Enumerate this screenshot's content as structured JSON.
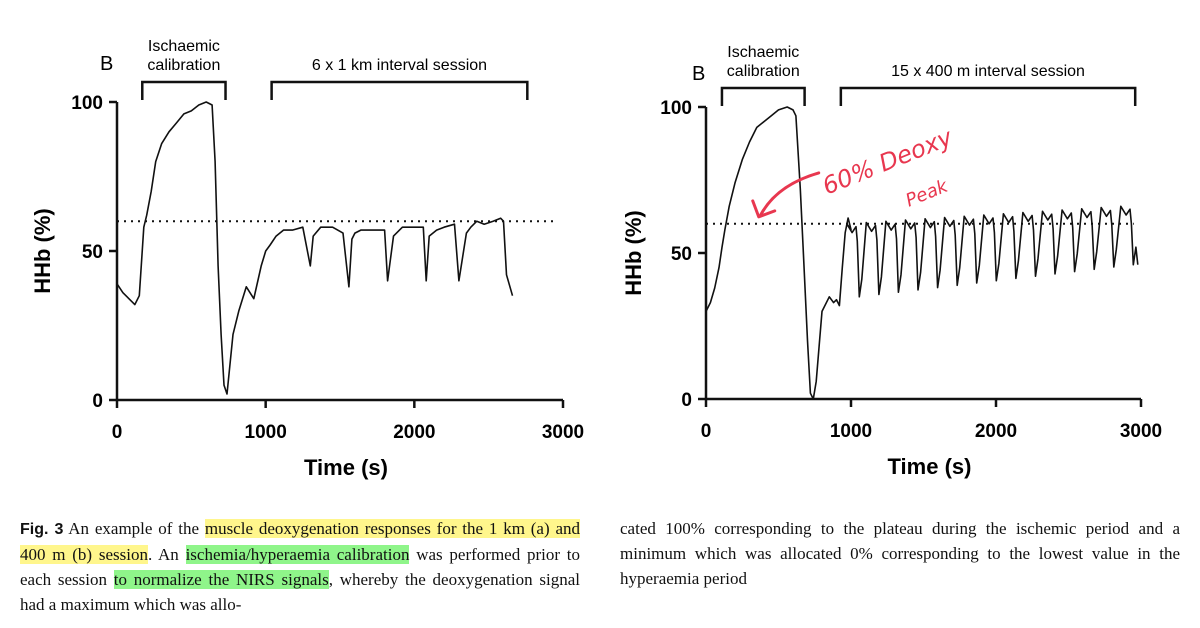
{
  "colors": {
    "line": "#111111",
    "annotation": "#e8374f",
    "highlight_yellow": "#fff68c",
    "highlight_green": "#8ff58a"
  },
  "chart_data": [
    {
      "type": "line",
      "panel_letter": "B",
      "xlabel": "Time (s)",
      "ylabel": "HHb (%)",
      "xlim": [
        0,
        3000
      ],
      "ylim": [
        0,
        100
      ],
      "xticks": [
        0,
        1000,
        2000,
        3000
      ],
      "yticks": [
        0,
        50,
        100
      ],
      "threshold": {
        "y": 60,
        "x_start": 0,
        "x_end": 2950,
        "style": "dotted"
      },
      "brackets": [
        {
          "label_lines": [
            "Ischaemic",
            "calibration"
          ],
          "x_start": 170,
          "x_end": 730
        },
        {
          "label_lines": [
            "6 x 1 km interval session"
          ],
          "x_start": 1040,
          "x_end": 2760
        }
      ],
      "series": [
        {
          "name": "HHb",
          "x": [
            0,
            40,
            80,
            120,
            150,
            180,
            200,
            230,
            260,
            300,
            350,
            400,
            450,
            500,
            550,
            600,
            640,
            660,
            680,
            700,
            720,
            740,
            760,
            780,
            820,
            870,
            920,
            970,
            1000,
            1030,
            1070,
            1120,
            1180,
            1250,
            1300,
            1320,
            1370,
            1450,
            1520,
            1560,
            1580,
            1600,
            1640,
            1700,
            1760,
            1800,
            1820,
            1860,
            1900,
            1920,
            1950,
            2000,
            2060,
            2080,
            2100,
            2150,
            2200,
            2270,
            2300,
            2350,
            2380,
            2420,
            2470,
            2530,
            2580,
            2600,
            2620,
            2660
          ],
          "y": [
            39,
            36,
            34,
            32,
            35,
            58,
            62,
            70,
            80,
            86,
            90,
            93,
            96,
            97,
            99,
            100,
            99,
            80,
            45,
            22,
            5,
            2,
            12,
            22,
            30,
            38,
            34,
            45,
            50,
            52,
            55,
            57,
            57,
            58,
            45,
            55,
            58,
            58,
            56,
            38,
            54,
            56,
            57,
            57,
            57,
            57,
            40,
            55,
            57,
            58,
            58,
            58,
            58,
            40,
            55,
            57,
            58,
            59,
            40,
            56,
            58,
            60,
            59,
            60,
            61,
            60,
            42,
            35
          ]
        }
      ]
    },
    {
      "type": "line",
      "panel_letter": "B",
      "xlabel": "Time (s)",
      "ylabel": "HHb (%)",
      "xlim": [
        0,
        3000
      ],
      "ylim": [
        0,
        100
      ],
      "xticks": [
        0,
        1000,
        2000,
        3000
      ],
      "yticks": [
        0,
        50,
        100
      ],
      "threshold": {
        "y": 60,
        "x_start": 0,
        "x_end": 2950,
        "style": "dotted"
      },
      "brackets": [
        {
          "label_lines": [
            "Ischaemic",
            "calibration"
          ],
          "x_start": 110,
          "x_end": 680
        },
        {
          "label_lines": [
            "15 x 400 m interval session"
          ],
          "x_start": 930,
          "x_end": 2960
        }
      ],
      "annotation": {
        "text_lines": [
          "60% Deoxy",
          "Peak"
        ],
        "arrow_target_x": 350,
        "arrow_target_y": 61
      },
      "series": [
        {
          "name": "HHb",
          "x": [
            0,
            30,
            60,
            90,
            110,
            130,
            160,
            200,
            250,
            300,
            350,
            400,
            450,
            500,
            560,
            600,
            620,
            650,
            670,
            700,
            720,
            740,
            760,
            780,
            800,
            850,
            880,
            900,
            920,
            940,
            960,
            980,
            1000
          ],
          "y": [
            30,
            33,
            38,
            45,
            52,
            58,
            66,
            74,
            82,
            88,
            93,
            95,
            97,
            99,
            100,
            99,
            97,
            72,
            52,
            20,
            2,
            0,
            6,
            18,
            30,
            35,
            33,
            34,
            32,
            45,
            57,
            62,
            58
          ],
          "intervals": {
            "start_x": 960,
            "period": 135,
            "count": 15,
            "peak_start": 60,
            "peak_end": 66,
            "trough_start": 35,
            "trough_end": 46,
            "end_value": 46
          }
        }
      ]
    }
  ],
  "caption": {
    "fig_label": "Fig. 3",
    "left_segments": [
      {
        "text": " An example of the ",
        "style": ""
      },
      {
        "text": "muscle deoxygenation responses for the 1 km (a) and 400 m (b) session",
        "style": "yellow"
      },
      {
        "text": ". An ",
        "style": ""
      },
      {
        "text": "ischemia/hyperaemia calibration",
        "style": "green"
      },
      {
        "text": " was performed prior to each session ",
        "style": ""
      },
      {
        "text": "to normalize the NIRS signals",
        "style": "green"
      },
      {
        "text": ", whereby the deoxygenation signal had a maximum which was allo-",
        "style": ""
      }
    ],
    "right_text": "cated 100% corresponding to the plateau during the ischemic period and a minimum which was allocated 0% corresponding to the lowest value in the hyperaemia period"
  }
}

→ Task directions
Every line holding "session" should be copied out.

→ Task output
            "6 x 1 km interval session"
            "15 x 400 m interval session"
        "text": "muscle deoxygenation responses for the 1 km (a) and 400 m (b) session",
        "text": " was performed prior to each session ",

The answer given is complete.